__原文__

#####

松沢呉一のビバノン・ライフ

「役に立つ馬鹿(useful idiot/noderīgie idioti)」という用語について—ロシアを脱出したTVレインがまたも存続の危機[付録編]-(松沢呉一)

ロシアを脱出したTVレインがまたも存続の危機」の付録編です。

 

 

ラトビア・メディアでTVレインはどう扱われているか

 

vivanon_sentenceTVレインの件をラトビアのメディアや個人がどう扱っているのかを知りたくて、あれこれ読んでいます。擁護派も批判派も中立派もいます。擁護派の主張は想像できる範囲なのに対して、同意するかどうかは別にして。批判派の言い分の方が私にとって新鮮で、追々「ロシアを脱出したTVレインがまたも存続の危機」シリーズで取り上げていきますが、別枠にした方がいいと判断したものがあります。2022年12月10日付「Delfi」掲載「Noderīgie idioti, liberālā Maskava un Kremļa palīgi」です。タイトルは「役に立つ馬鹿、モスクワとクレムリンのリベラルな助手」といった意味です。

これは署名原稿で、筆者はラトビア大学の講師、かつ東欧政策研究センターの委託研究員であるアンディス・クドルスという人物です。専門はロシアの政治。

この原稿は同日に複数の媒体に掲載されているのですが、一部内容が違っていて、ここではリンク先の「Delfi」を使います。

この文章の冒頭は、タイトルにも入っている「役に立つ馬鹿」の解説です。ラトビア語でnoderīgie idioti。英語でuseful idiot。

これはレーニンの言葉であると説明し、しかし、それに対しては異論も出ているとも説明されています。レーニンがそのようなことを書いた記録も言った記録もないらしく、ゲッベルスの架空の名言「嘘も百回言えば真実になる」と似たようなものか。「レーニンはきっと役に立つ馬鹿と喜んでいるだろう」といった文章が、いつの間にか「レーニンが言った」ということになったのだろうと想像します。

#####

__提示された一覧__
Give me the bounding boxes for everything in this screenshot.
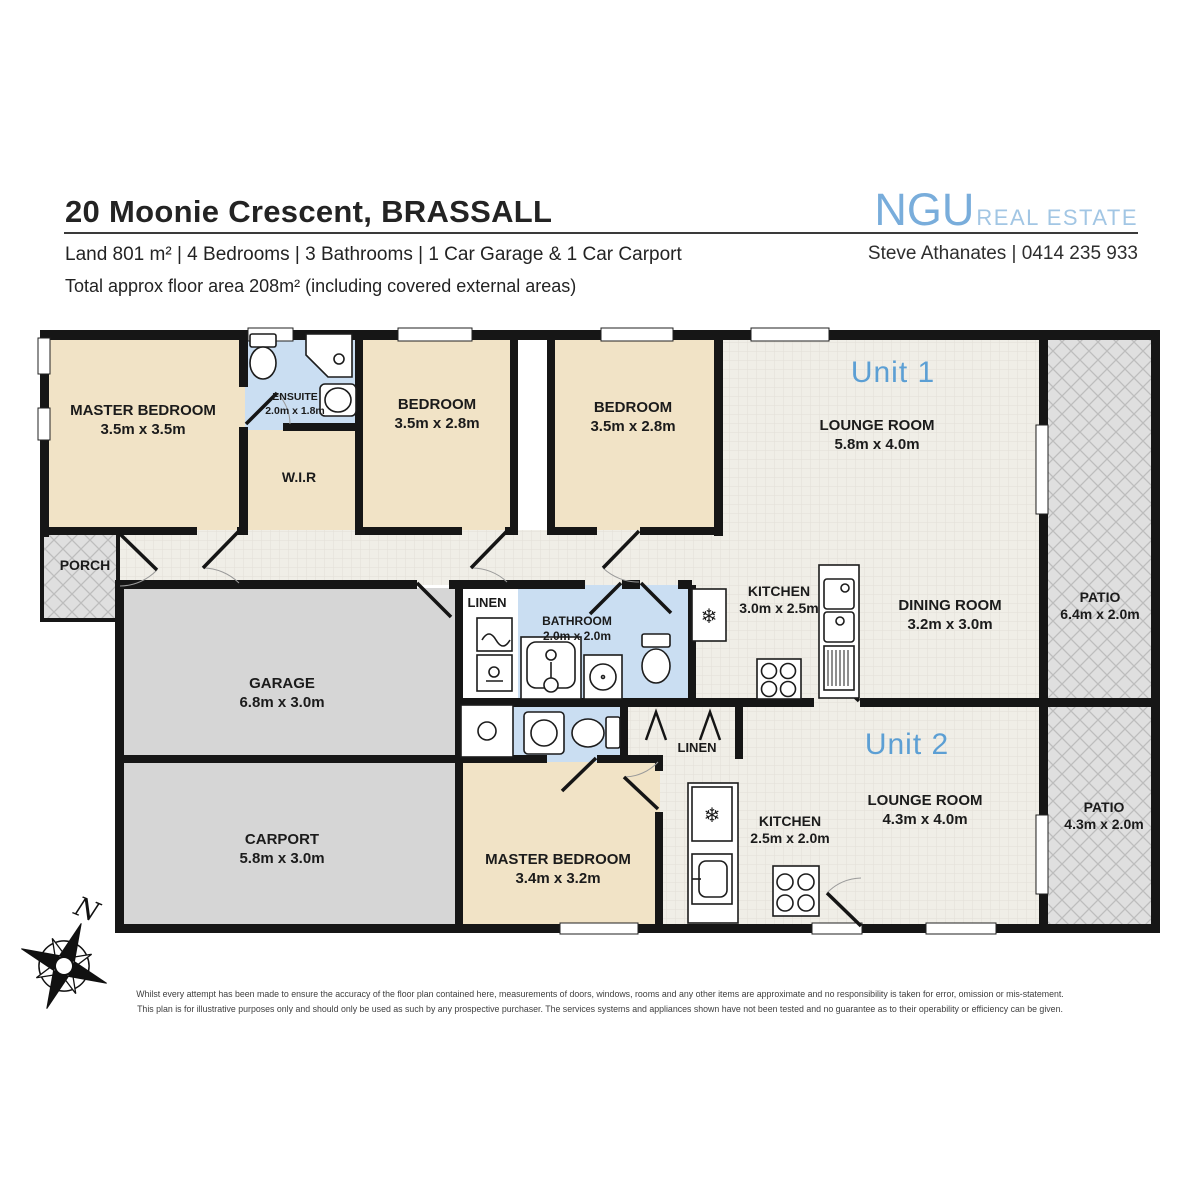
room-label-dining1: DINING ROOM: [898, 597, 1001, 614]
stove-icon: [773, 866, 819, 916]
basin-icon: [524, 712, 564, 754]
robe-gap: [513, 335, 552, 530]
sink-icon: [692, 854, 732, 904]
room-label-linen1: LINEN: [468, 595, 507, 610]
toilet-icon: [572, 717, 620, 748]
room-label-wir: W.I.R: [282, 469, 316, 485]
room-porch: [42, 532, 118, 620]
room-dims-carport: 5.8m x 3.0m: [239, 850, 324, 867]
room-label-bed3: BEDROOM: [594, 399, 672, 416]
room-label-patio1: PATIO: [1080, 589, 1121, 605]
room-label-kitchen1: KITCHEN: [748, 583, 810, 599]
room-dims-bathroom1: 2.0m x 2.0m: [543, 629, 611, 643]
compass-north-label: N: [69, 891, 105, 929]
room-label-carport: CARPORT: [245, 831, 319, 848]
shower-basin-icon: [584, 655, 622, 699]
room-dims-lounge2: 4.3m x 4.0m: [882, 811, 967, 828]
toilet-icon: [250, 334, 276, 379]
room-bed2: [360, 335, 513, 530]
sliding-door-unit2: [1036, 815, 1048, 894]
fridge-snowflake-icon: ❄: [701, 606, 718, 628]
room-dims-kitchen1: 3.0m x 2.5m: [739, 600, 818, 616]
room-label-ensuite: ENSUITE: [272, 391, 318, 403]
room-label-garage: GARAGE: [249, 675, 315, 692]
room-label-bathroom1: BATHROOM: [542, 614, 612, 628]
room-label-lounge2: LOUNGE ROOM: [868, 792, 983, 809]
room-patio1: [1045, 335, 1157, 700]
room-label-lounge1: LOUNGE ROOM: [820, 417, 935, 434]
room-dims-ensuite: 2.0m x 1.8m: [265, 405, 325, 417]
disclaimer-line-1: Whilst every attempt has been made to en…: [0, 987, 1200, 1002]
room-dims-dining1: 3.2m x 3.0m: [907, 616, 992, 633]
floorplan-page: 20 Moonie Crescent, BRASSALL Land 801 m²…: [0, 0, 1200, 1200]
room-dims-kitchen2: 2.5m x 2.0m: [750, 830, 829, 846]
room-label-linen2: LINEN: [678, 740, 717, 755]
room-dims-garage: 6.8m x 3.0m: [239, 694, 324, 711]
room-label-patio2: PATIO: [1084, 799, 1125, 815]
room-dims-patio1: 6.4m x 2.0m: [1060, 606, 1139, 622]
room-label-porch: PORCH: [60, 557, 111, 573]
room-label-bed2: BEDROOM: [398, 396, 476, 413]
laundry-tub-icon: [477, 618, 512, 691]
room-label-master1: MASTER BEDROOM: [70, 402, 216, 419]
room-dims-bed3: 3.5m x 2.8m: [590, 418, 675, 435]
room-label-master2: MASTER BEDROOM: [485, 851, 631, 868]
vanity-icon: [521, 637, 581, 699]
toilet-icon: [642, 634, 670, 683]
room-dims-lounge1: 5.8m x 4.0m: [834, 436, 919, 453]
stove-icon: [757, 659, 801, 699]
room-garage: [120, 588, 460, 758]
room-master2: [460, 762, 660, 925]
basin-icon: [320, 384, 356, 416]
shower-icon: [461, 705, 513, 757]
room-dims-master1: 3.5m x 3.5m: [100, 421, 185, 438]
unit2-label: Unit 2: [865, 728, 949, 761]
room-dims-patio2: 4.3m x 2.0m: [1064, 816, 1143, 832]
disclaimer-line-2: This plan is for illustrative purposes o…: [0, 1002, 1200, 1017]
room-dims-bed2: 3.5m x 2.8m: [394, 415, 479, 432]
sliding-door-unit1: [1036, 425, 1048, 514]
kitchen-bench: [819, 565, 859, 698]
fridge-snowflake-icon: ❄: [704, 805, 721, 827]
room-label-kitchen2: KITCHEN: [759, 813, 821, 829]
room-dims-master2: 3.4m x 3.2m: [515, 870, 600, 887]
floorplan-svg: ❄ ❄ Unit 1 Unit 2 MASTER BEDROOM 3.5m x …: [0, 0, 1200, 1200]
unit1-label: Unit 1: [851, 356, 935, 389]
disclaimer: Whilst every attempt has been made to en…: [0, 987, 1200, 1017]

#####

__記述問題__
以下の1.〜3.が原文と合っているかを「はい」か「いいえ」で答え、それぞれ判断の決め手となる原文の語句をそのまま引用せよ。1. 「Delfi」の記事は2022年12月10日付である。2. アンディス・クドルスの専門はロシアの経済である。3. この原稿は一つの媒体にだけ掲載された。 この一覧は原文の内容とは関係がない。

__問題の解答__
1. はい。「2022年12月10日付「Delfi」掲載」
2. いいえ。「専門はロシアの政治。」
3. いいえ。「この原稿は同日に複数の媒体に掲載されているのですが」